[Provided information start]

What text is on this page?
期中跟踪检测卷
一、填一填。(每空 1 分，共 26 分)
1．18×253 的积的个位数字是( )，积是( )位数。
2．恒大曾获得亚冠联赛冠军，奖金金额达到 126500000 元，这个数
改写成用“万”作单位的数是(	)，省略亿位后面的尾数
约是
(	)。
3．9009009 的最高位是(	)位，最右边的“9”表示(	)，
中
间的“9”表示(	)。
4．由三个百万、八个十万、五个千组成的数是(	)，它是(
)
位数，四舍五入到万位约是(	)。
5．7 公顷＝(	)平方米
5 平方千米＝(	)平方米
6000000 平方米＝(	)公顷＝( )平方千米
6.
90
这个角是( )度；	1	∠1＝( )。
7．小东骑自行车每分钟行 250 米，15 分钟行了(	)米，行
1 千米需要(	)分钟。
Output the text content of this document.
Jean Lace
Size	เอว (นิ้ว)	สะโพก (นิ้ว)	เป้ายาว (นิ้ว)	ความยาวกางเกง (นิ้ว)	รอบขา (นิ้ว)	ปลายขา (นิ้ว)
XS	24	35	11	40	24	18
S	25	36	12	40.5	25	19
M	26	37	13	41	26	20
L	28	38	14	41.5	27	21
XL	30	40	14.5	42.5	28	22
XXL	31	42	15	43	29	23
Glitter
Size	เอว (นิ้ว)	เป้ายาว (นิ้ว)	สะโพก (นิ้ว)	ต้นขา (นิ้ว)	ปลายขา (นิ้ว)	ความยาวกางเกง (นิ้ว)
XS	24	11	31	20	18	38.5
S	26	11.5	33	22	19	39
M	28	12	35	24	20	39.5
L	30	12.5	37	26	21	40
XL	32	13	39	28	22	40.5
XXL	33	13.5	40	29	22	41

[Provided information end]

Work to be completed:
Count the lines in which the string "text" appears, then report only that figure.

The response:
2